>> Start RECORDS PROVIDED

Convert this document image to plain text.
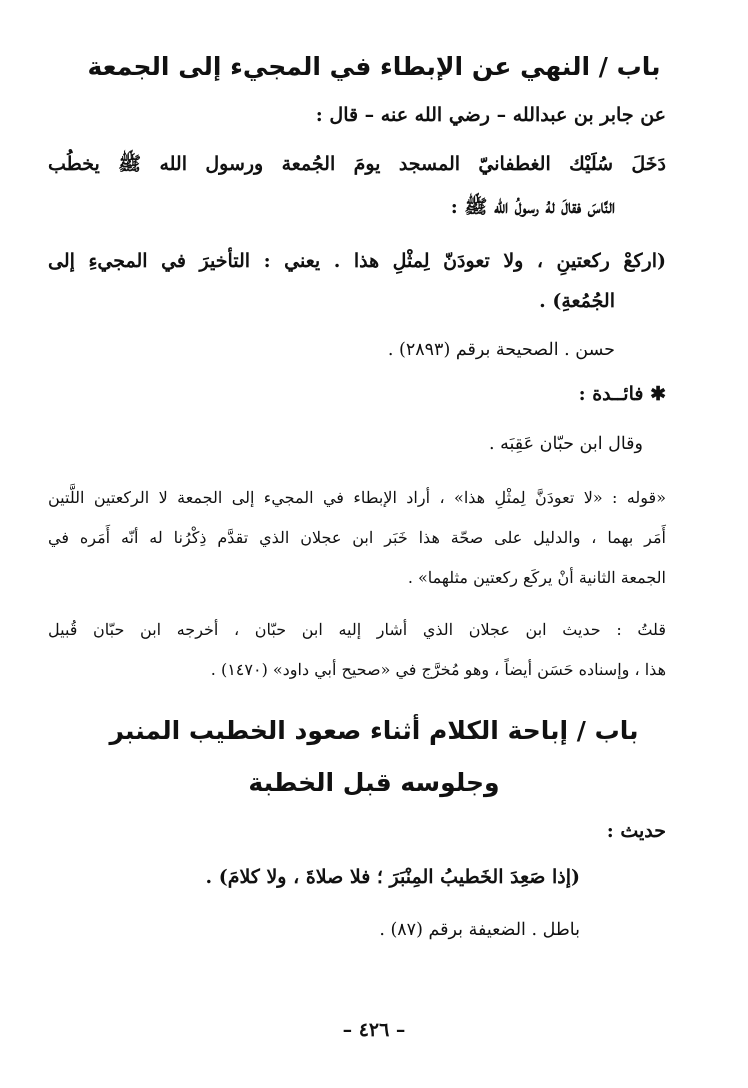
باب / النهي عن الإبطاء في المجيء إلى الجمعة
عن جابر بن عبدالله – رضي الله عنه – قال :
دَخَلَ سُلَيْك الغطفانيّ المسجد يومَ الجُمعة ورسول الله ﷺ يخطُب
النَّاسَ فقالَ لهُ رسولُ الله ﷺ :
(اركعْ ركعتينِ ، ولا تعودَنّ لِمثْلِ هذا . يعني : التأخيرَ في المجيءِ إلى
الجُمُعةِ) .
حسن . الصحيحة برقم (٢٨٩٣) .
✱ فائــدة :
وقال ابن حبّان عَقِبَه .
«قوله : «لا تعودَنَّ لِمثْلِ هذا» ، أراد الإبطاء في المجيء إلى الجمعة لا الركعتين اللَّتين
أَمَر بهما ، والدليل على صحّة هذا خَبَر ابن عجلان الذي تقدَّم ذِكْرُنا له أنّه أَمَره في
الجمعة الثانية أنْ يركَع ركعتين مثلهما» .
قلتُ : حديث ابن عجلان الذي أشار إليه ابن حبّان ، أخرجه ابن حبّان قُبيل
هذا ، وإسناده حَسَن أيضاً ، وهو مُخرَّج في «صحيح أبي داود» (١٤٧٠) .
باب / إباحة الكلام أثناء صعود الخطيب المنبر
وجلوسه قبل الخطبة
حديث :
(إذا صَعِدَ الخَطيبُ المِنْبَرَ ؛ فلا صلاةَ ، ولا كلامَ) .
باطل . الضعيفة برقم (٨٧) .
– ٤٢٦ –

>> End RECORDS PROVIDED

GIVEN PROBLEM
Reproduce every record above exactly, omitting the pictures.

TASK RESULT
Convert this document image to plain text.
باب / النهي عن الإبطاء في المجيء إلى الجمعة
عن جابر بن عبدالله – رضي الله عنه – قال :
دَخَلَ سُلَيْك الغطفانيّ المسجد يومَ الجُمعة ورسول الله ﷺ يخطُب
النَّاسَ فقالَ لهُ رسولُ الله ﷺ :
(اركعْ ركعتينِ ، ولا تعودَنّ لِمثْلِ هذا . يعني : التأخيرَ في المجيءِ إلى
الجُمُعةِ) .
حسن . الصحيحة برقم (٢٨٩٣) .
✱ فائــدة :
وقال ابن حبّان عَقِبَه .
«قوله : «لا تعودَنَّ لِمثْلِ هذا» ، أراد الإبطاء في المجيء إلى الجمعة لا الركعتين اللَّتين
أَمَر بهما ، والدليل على صحّة هذا خَبَر ابن عجلان الذي تقدَّم ذِكْرُنا له أنّه أَمَره في
الجمعة الثانية أنْ يركَع ركعتين مثلهما» .
قلتُ : حديث ابن عجلان الذي أشار إليه ابن حبّان ، أخرجه ابن حبّان قُبيل
هذا ، وإسناده حَسَن أيضاً ، وهو مُخرَّج في «صحيح أبي داود» (١٤٧٠) .
باب / إباحة الكلام أثناء صعود الخطيب المنبر
وجلوسه قبل الخطبة
حديث :
(إذا صَعِدَ الخَطيبُ المِنْبَرَ ؛ فلا صلاةَ ، ولا كلامَ) .
باطل . الضعيفة برقم (٨٧) .
– ٤٢٦ –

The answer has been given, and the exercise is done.